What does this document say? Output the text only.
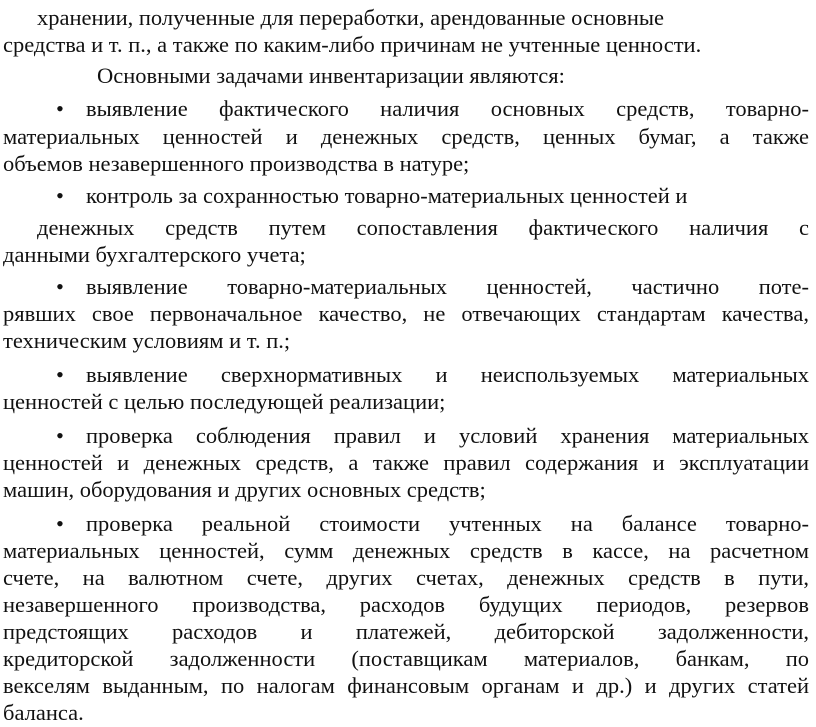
хранении, полученные для переработки, арендованные основные
средства и т. п., а также по каким-либо причинам не учтенные ценности.
Основными задачами инвентаризации являются:
• выявление фактического наличия основных средств, товарно-
материальных ценностей и денежных средств, ценных бумаг, а также
объемов незавершенного производства в натуре;
• контроль за сохранностью товарно-материальных ценностей и
денежных средств путем сопоставления фактического наличия с
данными бухгалтерского учета;
• выявление товарно-материальных ценностей, частично поте-
рявших свое первоначальное качество, не отвечающих стандартам качества,
техническим условиям и т. п.;
• выявление сверхнормативных и неиспользуемых материальных
ценностей с целью последующей реализации;
• проверка соблюдения правил и условий хранения материальных
ценностей и денежных средств, а также правил содержания и эксплуатации
машин, оборудования и других основных средств;
• проверка реальной стоимости учтенных на балансе товарно-
материальных ценностей, сумм денежных средств в кассе, на расчетном
счете, на валютном счете, других счетах, денежных средств в пути,
незавершенного производства, расходов будущих периодов, резервов
предстоящих расходов и платежей, дебиторской задолженности,
кредиторской задолженности (поставщикам материалов, банкам, по
векселям выданным, по налогам финансовым органам и др.) и других статей
баланса.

☆ ☆ ☆ ☆

Problem details =>
Find the lines that include the string "выявление", then copy each of them.

Completed task =>
• выявление фактического наличия основных средств, товарно-
• выявление товарно-материальных ценностей, частично поте-
• выявление сверхнормативных и неиспользуемых материальных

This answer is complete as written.